Answer with one number only: the number of lines that include the word "Click".

====== Data for this exercise ======

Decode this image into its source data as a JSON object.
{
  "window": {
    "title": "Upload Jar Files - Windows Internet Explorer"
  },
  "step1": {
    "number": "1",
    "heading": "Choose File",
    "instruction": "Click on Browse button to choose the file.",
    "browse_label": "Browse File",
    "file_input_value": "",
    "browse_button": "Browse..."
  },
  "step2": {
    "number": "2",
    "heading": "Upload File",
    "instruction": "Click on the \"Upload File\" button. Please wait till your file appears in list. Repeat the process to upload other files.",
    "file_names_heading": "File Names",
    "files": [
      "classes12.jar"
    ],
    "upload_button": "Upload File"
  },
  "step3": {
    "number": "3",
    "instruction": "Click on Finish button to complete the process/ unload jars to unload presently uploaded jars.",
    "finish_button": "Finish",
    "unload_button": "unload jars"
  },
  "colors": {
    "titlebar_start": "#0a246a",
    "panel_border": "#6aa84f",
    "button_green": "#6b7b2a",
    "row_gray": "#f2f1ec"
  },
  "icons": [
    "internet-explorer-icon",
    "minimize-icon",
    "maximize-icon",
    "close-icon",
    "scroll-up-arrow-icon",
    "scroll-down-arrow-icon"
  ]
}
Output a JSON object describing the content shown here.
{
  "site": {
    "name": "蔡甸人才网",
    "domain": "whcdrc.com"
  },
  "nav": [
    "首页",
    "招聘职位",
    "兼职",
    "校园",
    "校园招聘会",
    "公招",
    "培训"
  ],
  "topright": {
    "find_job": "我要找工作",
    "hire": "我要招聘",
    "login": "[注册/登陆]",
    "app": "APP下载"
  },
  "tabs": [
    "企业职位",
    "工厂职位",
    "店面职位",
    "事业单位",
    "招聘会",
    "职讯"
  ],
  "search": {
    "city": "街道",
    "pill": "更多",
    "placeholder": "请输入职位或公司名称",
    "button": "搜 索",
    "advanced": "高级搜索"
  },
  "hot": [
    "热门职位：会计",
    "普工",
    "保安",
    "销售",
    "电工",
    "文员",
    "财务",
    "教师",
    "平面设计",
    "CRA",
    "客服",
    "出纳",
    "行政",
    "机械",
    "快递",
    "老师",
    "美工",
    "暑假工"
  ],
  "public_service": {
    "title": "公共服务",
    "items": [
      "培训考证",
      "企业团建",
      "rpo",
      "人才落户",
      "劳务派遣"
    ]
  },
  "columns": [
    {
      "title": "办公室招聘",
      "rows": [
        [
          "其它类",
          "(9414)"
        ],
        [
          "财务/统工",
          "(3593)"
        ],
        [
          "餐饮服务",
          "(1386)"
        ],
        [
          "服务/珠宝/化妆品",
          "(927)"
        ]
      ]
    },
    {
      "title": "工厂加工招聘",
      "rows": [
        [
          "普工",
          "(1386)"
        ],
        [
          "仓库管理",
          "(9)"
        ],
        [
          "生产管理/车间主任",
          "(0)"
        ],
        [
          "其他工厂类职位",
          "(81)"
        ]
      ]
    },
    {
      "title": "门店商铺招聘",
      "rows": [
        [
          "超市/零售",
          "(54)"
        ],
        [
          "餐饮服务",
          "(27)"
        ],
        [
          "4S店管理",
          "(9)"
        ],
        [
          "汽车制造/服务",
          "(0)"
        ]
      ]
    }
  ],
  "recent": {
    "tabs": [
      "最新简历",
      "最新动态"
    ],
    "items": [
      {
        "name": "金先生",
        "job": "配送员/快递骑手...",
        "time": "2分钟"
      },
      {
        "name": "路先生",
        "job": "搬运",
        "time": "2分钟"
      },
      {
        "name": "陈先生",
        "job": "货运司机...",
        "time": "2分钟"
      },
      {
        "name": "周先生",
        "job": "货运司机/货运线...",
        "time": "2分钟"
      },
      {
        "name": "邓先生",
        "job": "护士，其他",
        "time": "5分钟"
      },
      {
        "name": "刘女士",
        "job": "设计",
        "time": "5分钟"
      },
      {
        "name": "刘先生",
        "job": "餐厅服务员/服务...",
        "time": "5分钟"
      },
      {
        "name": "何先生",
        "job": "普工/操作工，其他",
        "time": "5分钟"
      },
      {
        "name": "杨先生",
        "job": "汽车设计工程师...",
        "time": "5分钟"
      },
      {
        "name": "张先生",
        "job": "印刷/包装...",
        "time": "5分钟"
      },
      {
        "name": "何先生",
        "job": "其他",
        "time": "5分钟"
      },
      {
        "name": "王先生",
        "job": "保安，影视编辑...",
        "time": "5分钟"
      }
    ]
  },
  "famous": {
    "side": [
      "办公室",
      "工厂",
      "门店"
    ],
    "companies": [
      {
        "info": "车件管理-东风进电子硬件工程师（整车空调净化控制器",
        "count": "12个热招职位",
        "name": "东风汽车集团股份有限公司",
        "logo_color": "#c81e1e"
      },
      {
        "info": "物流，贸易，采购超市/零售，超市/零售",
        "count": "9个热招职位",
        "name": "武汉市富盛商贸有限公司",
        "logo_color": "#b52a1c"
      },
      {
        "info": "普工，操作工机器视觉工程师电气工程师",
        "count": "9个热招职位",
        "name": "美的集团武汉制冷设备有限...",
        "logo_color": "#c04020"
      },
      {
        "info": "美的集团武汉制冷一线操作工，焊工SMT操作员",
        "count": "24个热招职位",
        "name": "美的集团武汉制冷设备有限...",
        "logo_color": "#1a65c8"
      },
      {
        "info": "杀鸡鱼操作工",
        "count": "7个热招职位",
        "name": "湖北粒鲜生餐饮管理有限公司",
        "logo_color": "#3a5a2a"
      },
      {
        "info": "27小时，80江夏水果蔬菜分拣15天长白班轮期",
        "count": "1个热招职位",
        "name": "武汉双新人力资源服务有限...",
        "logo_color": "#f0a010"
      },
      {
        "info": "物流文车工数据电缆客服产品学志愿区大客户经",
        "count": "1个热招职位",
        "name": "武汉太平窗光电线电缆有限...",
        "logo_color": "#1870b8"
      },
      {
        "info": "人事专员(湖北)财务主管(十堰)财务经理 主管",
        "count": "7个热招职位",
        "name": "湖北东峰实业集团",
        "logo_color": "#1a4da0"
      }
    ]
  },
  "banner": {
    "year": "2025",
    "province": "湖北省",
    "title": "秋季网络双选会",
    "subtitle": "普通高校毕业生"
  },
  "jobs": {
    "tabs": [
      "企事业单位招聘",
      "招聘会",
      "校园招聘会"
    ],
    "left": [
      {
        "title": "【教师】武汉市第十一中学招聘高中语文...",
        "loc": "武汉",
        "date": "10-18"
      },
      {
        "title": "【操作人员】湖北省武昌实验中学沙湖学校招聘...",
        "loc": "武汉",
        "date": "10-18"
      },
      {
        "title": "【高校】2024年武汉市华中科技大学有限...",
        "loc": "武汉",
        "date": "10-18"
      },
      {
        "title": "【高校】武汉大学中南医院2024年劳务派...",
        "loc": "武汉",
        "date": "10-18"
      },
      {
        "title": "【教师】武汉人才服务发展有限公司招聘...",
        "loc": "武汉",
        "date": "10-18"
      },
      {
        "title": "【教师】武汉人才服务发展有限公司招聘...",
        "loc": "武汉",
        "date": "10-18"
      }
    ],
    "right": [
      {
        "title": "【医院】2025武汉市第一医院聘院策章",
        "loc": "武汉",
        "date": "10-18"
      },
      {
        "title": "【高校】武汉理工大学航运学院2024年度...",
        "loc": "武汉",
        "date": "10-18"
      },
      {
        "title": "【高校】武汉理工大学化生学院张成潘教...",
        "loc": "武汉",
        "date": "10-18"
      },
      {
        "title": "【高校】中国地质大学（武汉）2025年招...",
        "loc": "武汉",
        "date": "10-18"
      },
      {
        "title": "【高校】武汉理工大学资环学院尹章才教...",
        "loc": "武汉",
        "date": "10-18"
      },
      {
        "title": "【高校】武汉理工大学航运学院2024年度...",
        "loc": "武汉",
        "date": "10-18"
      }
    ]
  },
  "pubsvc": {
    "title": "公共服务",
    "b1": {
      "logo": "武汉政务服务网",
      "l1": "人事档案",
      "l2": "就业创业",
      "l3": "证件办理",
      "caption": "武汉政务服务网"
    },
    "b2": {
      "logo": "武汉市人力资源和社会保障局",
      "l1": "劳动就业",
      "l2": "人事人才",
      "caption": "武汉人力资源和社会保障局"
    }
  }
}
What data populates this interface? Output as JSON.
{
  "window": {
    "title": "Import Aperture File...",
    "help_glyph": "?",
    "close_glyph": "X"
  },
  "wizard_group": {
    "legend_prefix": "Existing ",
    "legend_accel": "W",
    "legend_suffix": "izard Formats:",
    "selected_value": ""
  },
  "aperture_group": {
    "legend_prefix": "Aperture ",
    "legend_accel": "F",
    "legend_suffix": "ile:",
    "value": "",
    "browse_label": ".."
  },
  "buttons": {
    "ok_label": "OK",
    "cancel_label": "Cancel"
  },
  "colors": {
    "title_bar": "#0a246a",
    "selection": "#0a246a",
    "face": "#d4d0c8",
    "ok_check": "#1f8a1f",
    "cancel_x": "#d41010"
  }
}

======

**Task result:** 3